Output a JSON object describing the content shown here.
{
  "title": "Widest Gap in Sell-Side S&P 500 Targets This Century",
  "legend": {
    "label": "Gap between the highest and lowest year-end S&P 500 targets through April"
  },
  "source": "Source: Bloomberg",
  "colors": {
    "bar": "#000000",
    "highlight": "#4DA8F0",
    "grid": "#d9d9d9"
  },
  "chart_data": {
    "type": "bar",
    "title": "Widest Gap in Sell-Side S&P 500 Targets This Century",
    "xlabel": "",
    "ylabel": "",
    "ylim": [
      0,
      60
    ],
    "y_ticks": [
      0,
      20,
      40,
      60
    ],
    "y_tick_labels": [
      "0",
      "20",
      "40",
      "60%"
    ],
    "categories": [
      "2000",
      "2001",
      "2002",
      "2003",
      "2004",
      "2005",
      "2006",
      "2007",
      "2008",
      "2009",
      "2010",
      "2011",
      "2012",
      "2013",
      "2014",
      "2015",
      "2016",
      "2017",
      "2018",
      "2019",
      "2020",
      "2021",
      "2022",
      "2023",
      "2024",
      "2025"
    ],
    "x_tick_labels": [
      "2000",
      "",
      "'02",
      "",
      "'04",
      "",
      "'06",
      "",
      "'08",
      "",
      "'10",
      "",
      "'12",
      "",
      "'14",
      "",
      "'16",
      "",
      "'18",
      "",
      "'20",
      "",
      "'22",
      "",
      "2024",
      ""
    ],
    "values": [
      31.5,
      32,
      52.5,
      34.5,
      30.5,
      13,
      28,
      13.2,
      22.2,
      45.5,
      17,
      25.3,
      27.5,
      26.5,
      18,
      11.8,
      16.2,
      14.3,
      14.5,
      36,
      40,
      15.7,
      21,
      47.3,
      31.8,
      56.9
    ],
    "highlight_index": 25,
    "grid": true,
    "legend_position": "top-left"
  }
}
===============
AIM OF THE TASK> Select and copy each line from the data that includes the word "title".

EXPECTED OUTPUT>
  "title": "Widest Gap in Sell-Side S&P 500 Targets This Century",
    "title": "Widest Gap in Sell-Side S&P 500 Targets This Century",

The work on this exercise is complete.